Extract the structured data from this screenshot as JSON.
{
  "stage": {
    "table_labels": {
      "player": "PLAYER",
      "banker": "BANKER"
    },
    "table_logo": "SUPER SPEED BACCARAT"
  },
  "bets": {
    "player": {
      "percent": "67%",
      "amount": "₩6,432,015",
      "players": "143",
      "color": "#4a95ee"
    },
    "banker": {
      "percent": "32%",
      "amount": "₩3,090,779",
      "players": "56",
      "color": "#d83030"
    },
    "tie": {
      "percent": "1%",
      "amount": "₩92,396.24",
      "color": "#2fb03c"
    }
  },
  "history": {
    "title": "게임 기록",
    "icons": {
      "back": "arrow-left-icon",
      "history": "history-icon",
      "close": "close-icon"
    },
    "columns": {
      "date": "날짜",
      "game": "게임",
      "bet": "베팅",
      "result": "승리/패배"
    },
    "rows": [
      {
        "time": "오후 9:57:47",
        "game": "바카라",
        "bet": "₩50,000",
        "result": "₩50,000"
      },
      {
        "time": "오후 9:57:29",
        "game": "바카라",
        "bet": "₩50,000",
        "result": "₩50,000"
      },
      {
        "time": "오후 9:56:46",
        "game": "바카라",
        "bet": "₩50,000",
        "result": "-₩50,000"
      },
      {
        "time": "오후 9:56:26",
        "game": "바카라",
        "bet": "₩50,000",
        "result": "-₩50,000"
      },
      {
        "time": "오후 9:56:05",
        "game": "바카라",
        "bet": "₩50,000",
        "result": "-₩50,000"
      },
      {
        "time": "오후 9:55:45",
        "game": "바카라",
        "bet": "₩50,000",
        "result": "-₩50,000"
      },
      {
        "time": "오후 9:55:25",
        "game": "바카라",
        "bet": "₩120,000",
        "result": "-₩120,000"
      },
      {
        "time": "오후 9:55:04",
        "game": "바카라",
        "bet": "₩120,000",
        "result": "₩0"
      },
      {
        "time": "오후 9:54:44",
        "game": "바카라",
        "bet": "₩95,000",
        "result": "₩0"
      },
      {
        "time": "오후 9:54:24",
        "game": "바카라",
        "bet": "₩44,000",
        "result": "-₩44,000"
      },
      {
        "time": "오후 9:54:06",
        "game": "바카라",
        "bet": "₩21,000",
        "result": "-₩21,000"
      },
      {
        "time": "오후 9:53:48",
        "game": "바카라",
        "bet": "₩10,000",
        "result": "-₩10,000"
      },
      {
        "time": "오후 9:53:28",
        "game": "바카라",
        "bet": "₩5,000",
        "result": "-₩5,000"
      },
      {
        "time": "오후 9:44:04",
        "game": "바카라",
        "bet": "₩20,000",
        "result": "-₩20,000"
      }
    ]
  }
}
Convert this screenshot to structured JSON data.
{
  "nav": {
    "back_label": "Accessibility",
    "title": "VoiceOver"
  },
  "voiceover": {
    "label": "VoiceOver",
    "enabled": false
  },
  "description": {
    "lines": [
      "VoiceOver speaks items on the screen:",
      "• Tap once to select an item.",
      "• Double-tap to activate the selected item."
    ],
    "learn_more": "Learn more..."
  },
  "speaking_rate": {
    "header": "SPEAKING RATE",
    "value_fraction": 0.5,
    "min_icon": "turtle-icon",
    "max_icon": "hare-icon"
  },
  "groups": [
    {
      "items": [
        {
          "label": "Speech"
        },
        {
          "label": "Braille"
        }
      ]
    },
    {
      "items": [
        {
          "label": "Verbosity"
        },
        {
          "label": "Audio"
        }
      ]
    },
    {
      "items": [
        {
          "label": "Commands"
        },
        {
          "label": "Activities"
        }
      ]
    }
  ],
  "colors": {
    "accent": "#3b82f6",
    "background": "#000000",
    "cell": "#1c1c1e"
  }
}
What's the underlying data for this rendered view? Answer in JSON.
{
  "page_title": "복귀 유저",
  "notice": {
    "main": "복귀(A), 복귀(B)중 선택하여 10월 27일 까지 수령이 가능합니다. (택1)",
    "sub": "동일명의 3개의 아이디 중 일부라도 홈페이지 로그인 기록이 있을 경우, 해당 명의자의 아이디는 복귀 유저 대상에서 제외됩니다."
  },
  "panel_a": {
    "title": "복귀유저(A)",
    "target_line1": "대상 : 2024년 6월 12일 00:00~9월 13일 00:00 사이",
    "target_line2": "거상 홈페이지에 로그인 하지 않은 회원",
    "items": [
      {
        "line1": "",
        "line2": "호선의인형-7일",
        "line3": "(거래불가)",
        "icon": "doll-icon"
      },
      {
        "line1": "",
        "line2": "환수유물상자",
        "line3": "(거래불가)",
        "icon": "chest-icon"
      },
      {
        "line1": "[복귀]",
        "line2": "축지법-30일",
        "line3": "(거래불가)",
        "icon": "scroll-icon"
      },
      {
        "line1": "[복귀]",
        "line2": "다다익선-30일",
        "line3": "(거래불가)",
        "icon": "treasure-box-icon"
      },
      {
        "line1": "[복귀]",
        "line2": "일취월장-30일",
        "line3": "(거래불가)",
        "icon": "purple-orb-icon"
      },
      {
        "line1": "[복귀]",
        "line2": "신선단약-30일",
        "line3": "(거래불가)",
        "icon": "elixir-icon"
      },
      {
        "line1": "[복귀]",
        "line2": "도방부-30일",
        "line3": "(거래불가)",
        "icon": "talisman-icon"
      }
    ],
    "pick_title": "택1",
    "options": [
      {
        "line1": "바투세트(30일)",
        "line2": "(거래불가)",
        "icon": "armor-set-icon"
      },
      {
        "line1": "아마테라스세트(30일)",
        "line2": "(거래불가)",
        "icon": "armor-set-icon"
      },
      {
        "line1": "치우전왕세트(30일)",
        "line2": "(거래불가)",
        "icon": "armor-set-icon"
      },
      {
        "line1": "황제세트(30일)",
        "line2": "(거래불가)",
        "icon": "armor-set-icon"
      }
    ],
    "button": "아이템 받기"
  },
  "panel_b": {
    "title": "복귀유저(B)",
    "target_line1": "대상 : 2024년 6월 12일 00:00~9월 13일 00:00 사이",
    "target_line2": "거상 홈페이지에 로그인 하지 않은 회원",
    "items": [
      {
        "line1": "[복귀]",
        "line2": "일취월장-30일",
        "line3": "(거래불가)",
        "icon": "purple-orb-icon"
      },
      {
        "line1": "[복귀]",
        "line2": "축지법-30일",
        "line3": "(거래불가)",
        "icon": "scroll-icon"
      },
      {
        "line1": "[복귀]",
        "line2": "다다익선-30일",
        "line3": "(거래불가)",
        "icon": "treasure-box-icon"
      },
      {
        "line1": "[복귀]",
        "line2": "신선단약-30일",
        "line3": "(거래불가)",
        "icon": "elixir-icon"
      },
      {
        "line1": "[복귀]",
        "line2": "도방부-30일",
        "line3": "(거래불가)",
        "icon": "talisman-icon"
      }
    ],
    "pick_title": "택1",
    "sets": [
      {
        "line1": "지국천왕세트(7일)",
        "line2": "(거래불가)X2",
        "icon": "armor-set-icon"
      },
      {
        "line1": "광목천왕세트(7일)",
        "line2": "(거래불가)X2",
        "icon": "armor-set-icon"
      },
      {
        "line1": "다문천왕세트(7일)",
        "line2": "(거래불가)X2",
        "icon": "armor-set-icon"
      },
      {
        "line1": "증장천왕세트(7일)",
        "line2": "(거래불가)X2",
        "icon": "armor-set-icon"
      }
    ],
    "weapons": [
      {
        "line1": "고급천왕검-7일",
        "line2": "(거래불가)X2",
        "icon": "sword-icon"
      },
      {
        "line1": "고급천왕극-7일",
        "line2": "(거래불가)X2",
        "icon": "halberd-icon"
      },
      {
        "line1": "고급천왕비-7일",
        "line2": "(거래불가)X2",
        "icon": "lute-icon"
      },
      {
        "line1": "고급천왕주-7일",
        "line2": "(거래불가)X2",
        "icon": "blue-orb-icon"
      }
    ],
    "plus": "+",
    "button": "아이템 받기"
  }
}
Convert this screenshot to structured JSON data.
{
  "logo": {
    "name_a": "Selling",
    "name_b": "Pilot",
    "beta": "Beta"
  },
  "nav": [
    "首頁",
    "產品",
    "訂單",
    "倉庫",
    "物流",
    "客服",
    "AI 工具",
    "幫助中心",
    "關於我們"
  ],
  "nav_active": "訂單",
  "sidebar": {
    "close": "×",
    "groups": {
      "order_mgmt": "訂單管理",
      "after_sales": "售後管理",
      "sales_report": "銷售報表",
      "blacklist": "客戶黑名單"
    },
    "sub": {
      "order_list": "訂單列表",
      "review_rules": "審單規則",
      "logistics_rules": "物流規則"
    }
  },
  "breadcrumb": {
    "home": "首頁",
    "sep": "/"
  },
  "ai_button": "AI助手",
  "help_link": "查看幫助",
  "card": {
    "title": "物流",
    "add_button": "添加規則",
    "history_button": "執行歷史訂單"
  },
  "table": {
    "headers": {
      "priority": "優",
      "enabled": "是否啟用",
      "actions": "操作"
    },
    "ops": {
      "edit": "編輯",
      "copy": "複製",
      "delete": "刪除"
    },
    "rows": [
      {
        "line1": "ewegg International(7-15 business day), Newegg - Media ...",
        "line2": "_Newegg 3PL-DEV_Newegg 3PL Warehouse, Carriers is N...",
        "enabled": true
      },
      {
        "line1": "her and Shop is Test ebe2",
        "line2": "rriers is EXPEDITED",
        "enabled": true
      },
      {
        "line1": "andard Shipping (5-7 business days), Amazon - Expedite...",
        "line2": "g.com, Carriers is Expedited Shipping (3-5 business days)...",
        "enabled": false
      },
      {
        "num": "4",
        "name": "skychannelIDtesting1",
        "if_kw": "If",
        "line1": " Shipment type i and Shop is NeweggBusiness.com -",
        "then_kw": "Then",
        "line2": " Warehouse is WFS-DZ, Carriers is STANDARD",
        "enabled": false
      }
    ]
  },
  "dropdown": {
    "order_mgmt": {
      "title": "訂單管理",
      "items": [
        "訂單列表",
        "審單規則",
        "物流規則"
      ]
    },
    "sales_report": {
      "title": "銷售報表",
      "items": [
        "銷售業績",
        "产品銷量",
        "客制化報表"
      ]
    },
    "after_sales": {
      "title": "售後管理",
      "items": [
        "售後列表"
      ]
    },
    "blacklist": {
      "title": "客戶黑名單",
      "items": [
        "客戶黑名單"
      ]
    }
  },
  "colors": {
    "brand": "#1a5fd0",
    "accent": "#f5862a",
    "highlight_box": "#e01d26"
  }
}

What the task asks: Using the records above, copy every line that has the word "days" in it.

Expected answer:
        "line1": "andard Shipping (5-7 business days), Amazon - Expedite...",
        "line2": "g.com, Carriers is Expedited Shipping (3-5 business days)...",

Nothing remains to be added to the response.